▶ To be done
In the material below, find each line holding the string "reinen" and copy it.
--- START Data shown ---
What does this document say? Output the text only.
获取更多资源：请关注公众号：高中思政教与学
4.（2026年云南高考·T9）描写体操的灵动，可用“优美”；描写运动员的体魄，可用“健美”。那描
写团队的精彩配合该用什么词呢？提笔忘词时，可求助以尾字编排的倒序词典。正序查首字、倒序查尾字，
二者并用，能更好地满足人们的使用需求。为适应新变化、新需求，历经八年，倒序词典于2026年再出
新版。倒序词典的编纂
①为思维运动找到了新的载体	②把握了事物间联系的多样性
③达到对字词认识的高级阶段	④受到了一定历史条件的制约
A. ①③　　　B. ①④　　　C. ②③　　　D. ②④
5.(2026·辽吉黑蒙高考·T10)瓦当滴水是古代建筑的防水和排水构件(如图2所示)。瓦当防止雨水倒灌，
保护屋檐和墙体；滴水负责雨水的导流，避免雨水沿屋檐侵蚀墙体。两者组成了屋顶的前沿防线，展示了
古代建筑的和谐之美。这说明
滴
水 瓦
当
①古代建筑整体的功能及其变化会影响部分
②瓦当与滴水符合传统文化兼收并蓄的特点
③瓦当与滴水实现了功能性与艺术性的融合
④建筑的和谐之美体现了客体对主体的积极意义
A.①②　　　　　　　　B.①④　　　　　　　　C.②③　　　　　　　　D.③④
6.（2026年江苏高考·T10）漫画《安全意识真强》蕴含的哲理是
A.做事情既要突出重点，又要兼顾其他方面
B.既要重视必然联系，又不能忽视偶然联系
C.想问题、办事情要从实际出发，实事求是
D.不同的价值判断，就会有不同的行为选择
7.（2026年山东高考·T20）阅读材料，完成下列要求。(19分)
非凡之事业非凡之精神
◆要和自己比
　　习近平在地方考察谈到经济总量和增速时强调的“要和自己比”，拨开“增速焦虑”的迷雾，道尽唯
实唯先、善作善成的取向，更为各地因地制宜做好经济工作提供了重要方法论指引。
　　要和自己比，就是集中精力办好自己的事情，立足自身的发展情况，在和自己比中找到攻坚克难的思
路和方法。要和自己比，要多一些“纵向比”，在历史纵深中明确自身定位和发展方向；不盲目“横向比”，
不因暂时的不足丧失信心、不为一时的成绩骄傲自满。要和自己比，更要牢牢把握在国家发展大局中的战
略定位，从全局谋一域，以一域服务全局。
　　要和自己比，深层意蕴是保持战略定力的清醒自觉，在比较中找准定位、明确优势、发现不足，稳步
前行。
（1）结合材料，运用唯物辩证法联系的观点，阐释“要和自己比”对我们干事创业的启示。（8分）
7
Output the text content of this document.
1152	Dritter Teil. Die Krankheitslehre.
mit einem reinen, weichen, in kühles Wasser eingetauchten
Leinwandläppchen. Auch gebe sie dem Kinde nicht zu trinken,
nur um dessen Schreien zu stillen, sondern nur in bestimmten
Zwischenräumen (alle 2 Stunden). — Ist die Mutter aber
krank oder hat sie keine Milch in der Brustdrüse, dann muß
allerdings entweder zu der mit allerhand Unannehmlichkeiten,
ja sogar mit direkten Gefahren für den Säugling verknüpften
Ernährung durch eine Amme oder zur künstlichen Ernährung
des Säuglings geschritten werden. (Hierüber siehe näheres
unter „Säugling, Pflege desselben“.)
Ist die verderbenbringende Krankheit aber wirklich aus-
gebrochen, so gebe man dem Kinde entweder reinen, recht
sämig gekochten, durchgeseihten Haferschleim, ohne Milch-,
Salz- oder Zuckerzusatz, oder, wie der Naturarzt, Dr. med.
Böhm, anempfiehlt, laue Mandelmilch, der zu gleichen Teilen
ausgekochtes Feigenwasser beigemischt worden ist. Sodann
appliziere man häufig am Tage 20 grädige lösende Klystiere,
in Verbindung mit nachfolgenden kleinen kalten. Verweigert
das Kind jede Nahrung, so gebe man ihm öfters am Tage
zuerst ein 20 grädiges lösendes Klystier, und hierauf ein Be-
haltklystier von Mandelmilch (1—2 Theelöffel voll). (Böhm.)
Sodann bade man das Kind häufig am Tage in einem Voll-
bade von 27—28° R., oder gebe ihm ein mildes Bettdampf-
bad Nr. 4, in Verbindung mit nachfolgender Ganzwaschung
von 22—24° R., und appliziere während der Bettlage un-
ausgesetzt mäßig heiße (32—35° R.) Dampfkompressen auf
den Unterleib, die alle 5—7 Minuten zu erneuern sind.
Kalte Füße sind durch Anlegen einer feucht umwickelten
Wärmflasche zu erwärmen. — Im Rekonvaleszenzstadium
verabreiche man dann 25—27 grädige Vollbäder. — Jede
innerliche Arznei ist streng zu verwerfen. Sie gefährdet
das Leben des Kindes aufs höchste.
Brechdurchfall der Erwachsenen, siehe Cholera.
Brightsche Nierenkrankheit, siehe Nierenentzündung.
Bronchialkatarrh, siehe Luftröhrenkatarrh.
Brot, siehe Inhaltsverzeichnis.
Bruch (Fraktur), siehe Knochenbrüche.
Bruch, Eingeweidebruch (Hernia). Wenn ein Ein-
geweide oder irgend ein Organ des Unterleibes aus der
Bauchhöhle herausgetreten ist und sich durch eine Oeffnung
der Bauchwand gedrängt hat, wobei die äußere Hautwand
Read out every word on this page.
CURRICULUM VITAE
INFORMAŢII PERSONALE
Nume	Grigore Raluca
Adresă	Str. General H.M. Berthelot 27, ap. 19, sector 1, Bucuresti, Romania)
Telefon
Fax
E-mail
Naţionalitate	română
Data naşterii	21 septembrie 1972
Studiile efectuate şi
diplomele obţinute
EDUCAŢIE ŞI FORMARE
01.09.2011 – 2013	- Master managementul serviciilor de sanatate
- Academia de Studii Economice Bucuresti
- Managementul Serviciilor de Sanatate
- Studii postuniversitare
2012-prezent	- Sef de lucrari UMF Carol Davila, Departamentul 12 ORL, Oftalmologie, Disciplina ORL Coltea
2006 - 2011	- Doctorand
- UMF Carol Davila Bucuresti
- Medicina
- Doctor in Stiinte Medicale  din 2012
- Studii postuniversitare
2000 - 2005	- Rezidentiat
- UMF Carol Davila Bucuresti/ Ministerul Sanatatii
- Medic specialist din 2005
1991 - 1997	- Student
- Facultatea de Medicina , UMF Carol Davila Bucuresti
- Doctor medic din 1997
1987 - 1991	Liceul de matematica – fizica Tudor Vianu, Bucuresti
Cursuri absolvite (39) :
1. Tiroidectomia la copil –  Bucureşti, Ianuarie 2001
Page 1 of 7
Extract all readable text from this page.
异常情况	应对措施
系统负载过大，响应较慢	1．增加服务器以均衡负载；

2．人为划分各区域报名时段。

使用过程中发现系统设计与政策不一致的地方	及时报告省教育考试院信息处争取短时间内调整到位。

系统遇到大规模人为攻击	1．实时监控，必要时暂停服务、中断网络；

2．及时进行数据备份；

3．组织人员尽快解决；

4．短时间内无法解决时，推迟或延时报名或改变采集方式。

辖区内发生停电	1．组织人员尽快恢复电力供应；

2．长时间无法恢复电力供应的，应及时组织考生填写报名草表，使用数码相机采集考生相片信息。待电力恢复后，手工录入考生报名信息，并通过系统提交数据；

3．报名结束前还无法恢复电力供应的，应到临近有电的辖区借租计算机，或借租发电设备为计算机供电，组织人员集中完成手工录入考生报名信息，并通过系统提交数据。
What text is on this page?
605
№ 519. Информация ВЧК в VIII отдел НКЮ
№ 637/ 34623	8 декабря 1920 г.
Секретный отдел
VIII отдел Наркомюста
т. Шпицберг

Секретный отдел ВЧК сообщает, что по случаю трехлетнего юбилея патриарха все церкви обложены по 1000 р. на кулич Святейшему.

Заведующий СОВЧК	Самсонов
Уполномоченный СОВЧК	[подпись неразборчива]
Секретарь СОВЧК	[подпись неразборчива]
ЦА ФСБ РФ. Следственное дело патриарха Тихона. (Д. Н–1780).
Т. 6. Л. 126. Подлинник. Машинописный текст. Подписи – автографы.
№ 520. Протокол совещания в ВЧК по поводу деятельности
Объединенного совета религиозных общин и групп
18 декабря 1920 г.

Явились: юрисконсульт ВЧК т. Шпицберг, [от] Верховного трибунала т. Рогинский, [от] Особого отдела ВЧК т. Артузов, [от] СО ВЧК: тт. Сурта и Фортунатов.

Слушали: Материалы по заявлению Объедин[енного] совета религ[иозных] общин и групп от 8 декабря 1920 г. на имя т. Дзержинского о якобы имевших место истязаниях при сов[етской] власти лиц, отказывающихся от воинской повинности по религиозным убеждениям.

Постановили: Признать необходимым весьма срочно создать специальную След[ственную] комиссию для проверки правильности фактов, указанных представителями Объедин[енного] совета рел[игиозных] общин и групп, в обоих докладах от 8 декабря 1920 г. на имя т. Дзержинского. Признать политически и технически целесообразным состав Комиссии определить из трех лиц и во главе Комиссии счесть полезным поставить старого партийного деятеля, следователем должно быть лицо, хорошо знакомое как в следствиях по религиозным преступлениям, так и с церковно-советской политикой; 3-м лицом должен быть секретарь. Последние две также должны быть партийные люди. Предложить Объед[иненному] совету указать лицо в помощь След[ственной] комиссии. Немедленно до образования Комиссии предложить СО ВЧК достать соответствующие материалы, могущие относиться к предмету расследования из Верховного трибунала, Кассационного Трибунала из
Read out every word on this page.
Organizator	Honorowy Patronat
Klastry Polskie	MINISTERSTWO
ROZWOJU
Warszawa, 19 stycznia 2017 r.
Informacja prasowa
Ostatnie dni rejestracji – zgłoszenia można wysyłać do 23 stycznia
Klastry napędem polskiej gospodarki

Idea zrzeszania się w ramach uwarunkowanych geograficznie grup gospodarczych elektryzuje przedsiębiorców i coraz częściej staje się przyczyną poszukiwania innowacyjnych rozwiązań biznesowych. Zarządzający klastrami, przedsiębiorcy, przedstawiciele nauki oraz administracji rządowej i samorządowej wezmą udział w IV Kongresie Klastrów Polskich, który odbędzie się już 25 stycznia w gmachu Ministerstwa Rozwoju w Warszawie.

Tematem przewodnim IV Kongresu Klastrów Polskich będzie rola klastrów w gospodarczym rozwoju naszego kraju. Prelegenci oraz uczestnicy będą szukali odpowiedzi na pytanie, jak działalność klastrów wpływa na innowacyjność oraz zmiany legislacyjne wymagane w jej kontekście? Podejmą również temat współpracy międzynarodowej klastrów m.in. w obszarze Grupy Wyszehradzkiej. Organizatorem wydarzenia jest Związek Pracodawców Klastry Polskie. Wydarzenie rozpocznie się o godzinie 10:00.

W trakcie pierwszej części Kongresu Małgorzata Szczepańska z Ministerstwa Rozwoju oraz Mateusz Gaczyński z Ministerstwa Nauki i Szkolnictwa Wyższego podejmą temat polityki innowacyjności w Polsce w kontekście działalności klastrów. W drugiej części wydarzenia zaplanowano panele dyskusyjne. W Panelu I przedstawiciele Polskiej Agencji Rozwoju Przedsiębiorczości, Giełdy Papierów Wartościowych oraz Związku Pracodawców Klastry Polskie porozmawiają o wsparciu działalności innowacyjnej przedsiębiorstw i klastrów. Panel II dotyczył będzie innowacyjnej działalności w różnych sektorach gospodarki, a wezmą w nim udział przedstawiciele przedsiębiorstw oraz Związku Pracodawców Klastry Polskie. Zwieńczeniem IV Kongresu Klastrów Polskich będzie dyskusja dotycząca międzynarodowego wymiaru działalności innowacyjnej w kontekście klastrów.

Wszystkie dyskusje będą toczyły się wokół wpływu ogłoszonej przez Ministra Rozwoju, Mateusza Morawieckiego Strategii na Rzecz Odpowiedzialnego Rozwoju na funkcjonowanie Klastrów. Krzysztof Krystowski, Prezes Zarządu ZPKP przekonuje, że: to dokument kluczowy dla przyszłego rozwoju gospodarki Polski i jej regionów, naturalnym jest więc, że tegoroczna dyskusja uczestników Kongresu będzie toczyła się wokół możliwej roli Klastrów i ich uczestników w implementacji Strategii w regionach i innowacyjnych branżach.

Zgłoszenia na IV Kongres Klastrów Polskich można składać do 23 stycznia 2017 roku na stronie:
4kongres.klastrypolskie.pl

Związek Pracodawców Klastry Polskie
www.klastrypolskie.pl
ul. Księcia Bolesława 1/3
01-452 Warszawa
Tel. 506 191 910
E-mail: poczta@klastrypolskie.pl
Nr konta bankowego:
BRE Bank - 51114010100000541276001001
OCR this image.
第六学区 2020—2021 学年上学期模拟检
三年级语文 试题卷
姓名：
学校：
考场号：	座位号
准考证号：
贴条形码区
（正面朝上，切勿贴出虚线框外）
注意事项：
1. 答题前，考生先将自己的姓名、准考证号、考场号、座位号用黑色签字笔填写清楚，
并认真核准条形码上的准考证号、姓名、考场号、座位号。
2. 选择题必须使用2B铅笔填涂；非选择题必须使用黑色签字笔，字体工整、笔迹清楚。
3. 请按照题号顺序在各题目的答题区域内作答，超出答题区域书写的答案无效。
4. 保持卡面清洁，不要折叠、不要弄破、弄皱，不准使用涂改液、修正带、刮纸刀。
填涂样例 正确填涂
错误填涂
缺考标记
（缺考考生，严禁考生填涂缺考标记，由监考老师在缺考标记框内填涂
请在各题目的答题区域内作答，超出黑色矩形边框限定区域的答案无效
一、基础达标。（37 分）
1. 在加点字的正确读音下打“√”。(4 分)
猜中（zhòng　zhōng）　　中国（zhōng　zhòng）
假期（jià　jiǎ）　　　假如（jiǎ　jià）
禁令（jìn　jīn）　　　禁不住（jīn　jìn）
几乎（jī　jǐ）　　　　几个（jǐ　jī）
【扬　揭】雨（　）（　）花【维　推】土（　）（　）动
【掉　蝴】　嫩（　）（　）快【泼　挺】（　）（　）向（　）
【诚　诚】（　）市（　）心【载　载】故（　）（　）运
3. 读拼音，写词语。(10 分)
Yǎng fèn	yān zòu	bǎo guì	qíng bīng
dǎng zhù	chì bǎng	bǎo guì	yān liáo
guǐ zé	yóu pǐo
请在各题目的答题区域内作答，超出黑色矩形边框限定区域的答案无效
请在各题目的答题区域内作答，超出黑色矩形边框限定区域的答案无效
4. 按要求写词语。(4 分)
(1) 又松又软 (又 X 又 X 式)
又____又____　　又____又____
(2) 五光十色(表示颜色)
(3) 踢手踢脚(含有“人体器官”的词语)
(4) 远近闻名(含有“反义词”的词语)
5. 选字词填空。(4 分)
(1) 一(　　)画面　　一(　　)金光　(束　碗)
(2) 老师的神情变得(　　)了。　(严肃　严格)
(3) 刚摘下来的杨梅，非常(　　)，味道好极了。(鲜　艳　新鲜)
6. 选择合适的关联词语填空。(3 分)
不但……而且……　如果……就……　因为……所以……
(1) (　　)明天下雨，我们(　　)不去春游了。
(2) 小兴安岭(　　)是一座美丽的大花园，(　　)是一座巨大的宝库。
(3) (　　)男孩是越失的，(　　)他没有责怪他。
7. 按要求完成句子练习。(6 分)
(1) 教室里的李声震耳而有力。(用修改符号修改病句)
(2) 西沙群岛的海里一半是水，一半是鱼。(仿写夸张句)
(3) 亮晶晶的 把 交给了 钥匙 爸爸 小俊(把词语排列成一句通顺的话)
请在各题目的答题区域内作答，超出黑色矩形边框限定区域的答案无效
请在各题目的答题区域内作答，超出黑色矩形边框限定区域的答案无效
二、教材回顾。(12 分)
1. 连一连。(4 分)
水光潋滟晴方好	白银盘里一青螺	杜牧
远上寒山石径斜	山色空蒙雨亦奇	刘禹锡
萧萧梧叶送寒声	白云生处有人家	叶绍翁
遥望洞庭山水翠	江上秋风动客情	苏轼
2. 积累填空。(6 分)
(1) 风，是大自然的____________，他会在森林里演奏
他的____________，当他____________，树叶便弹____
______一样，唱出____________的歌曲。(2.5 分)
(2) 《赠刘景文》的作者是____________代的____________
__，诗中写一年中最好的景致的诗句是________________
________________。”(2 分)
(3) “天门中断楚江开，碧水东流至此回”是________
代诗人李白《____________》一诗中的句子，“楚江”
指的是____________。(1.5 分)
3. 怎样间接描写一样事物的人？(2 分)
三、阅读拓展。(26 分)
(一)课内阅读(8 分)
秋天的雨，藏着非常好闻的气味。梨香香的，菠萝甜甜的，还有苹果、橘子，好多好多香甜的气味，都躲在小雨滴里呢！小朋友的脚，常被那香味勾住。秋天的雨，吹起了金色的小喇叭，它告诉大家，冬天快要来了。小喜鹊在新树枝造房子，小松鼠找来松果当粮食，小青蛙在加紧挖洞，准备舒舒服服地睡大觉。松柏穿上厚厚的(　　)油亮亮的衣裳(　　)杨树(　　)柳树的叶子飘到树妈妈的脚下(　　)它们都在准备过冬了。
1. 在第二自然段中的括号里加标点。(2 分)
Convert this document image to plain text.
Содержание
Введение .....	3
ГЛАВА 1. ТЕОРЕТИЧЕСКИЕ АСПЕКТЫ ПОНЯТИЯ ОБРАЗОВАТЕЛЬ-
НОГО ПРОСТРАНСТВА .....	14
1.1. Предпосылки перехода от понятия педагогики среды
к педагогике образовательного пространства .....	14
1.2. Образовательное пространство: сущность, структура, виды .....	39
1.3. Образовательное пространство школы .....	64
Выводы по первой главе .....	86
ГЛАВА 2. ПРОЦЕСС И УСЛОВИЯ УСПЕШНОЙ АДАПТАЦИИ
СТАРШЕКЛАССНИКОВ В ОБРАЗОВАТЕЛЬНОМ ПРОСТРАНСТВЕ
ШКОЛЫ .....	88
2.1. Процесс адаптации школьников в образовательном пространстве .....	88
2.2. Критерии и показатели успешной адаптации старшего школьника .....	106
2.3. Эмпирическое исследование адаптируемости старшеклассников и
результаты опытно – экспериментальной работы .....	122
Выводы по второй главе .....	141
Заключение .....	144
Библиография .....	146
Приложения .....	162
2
--- END Data shown ---
▶ Written response
mit einem reinen, weichen, in kühles Wasser eingetauchten
gebrochen, so gebe man dem Kinde entweder reinen, recht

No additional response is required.